▸ Text under study
____
|
|
Volume 3 |
|
Goals and History of Science Education |
Twenty-five years ago the context for changing educational materials and practices was clear. Our country's goal was to secure peace and national prosperity through global political and economic dominance. As a technological society in full bloom, we were developing new nuclear submarines, new B-52 bombers, lunar landing modules, and an interstate highway system. Classroom pedagogy reflected the scientific foundation of our technology. The application of scientific inquiry began to be used as a teaching technique in the public schools, thanks to new curricula developed with National Science Foundation funds by such groups as the Biological Sciences Curriculum Study (BSC), the Earth Science Curriculum Project, the Physical Science Study Committee, and the American Chemical Society (ACS).
For the young people of the early '60s, the relevance of science was fairly clear. New Scientific miracles, such as Corning Ware, were in use in the family kitchen and discused at the dinner table. Entertainment shows, such as "Star Trek," convinced us that ionic bonding, plasma physics, and other such mysteries were going to be a part of our daily lives. Students were fascinated by the impact science would have on their careers; someday, as members of the work force, they too would be bringing us such new and exciting technological miracles as remote control television and microwave ovens.
____
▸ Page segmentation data
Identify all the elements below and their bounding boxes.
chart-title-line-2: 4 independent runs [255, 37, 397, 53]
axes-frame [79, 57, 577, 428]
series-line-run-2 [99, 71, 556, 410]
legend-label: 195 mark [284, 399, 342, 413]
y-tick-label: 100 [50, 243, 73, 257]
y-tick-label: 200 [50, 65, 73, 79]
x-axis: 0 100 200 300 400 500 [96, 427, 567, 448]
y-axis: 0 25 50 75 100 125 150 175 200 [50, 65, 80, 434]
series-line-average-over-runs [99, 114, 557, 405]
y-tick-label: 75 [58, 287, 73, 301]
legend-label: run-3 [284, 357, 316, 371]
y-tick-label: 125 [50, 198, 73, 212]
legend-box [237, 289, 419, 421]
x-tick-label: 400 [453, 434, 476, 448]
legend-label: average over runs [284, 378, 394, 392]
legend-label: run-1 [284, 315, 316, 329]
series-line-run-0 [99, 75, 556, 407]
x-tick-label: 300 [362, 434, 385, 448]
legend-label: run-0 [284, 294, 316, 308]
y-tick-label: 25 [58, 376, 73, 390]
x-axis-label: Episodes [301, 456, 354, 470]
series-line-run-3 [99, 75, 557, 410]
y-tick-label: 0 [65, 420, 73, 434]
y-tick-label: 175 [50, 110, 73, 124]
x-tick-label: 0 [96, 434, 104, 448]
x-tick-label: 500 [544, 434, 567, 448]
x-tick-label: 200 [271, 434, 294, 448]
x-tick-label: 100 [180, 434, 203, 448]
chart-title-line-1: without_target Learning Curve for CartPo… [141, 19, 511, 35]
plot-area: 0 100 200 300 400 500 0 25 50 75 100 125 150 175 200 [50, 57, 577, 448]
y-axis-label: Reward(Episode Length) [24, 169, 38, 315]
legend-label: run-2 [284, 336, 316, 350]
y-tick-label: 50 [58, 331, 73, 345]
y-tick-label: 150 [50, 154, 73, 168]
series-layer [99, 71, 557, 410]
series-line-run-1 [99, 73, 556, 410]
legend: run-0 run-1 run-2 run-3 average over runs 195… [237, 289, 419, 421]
____
▸ Requirement A
In the text on science education, what was the country's goal twenty-five years ago?
▸ Requirement B
Resume the text on the goals and history of science education from the point where it stops.
The items have no connection to the text on science education.

▸ Response area A
To secure peace and national prosperity through global political and economic dominance.

▸ Response area B
Over the years, however, we became accustomed to miracles. Science became simply another part of our economic enterprise. We described rock bands as "awesome"---not laser beams as the grocery check-out. We came to attention when a space shuttle exploded---not when it flew. We became wired to the rest of the world through new global communications technology, then suffered the fate of novices on the global economic stage. As we lost interest in the mystery and novelty of scientific inquiry and technological innovation, we lost our sense of their immediate relevance and importance. And then we lost our memory of scientific facts. Educators who deal in study skills and learning theory would put it this way: without a "significant context" there is no long-term memory of content.
When scientific literacy began to drop in the '70s, the "education industry"---public and private entities who develop, publish, and teach our science curricula---attempted to tackle the problem by increasing the number of facts students were expected to learn. Most of the textbooks that have been used in classrooms ever since exemplify this "content" solution. They are fact-filled because market research shows that educators want them to be. And educators want textbooks full of facts because student assessments measure how many facts students know, not how much knowledge they can apply. Textbooks now not only include a growing number of facts, but they are also written at oversimplified reading levels, come with ancillary materials that have the effect of reducing the teacher's individualized input, and generally have the effect of replacing scientific inquiry with memorization. Meanwhile, students have been left to fend for themselves when it comes to figuring out why what they are memorizing is personally relevant and applicable to their lives.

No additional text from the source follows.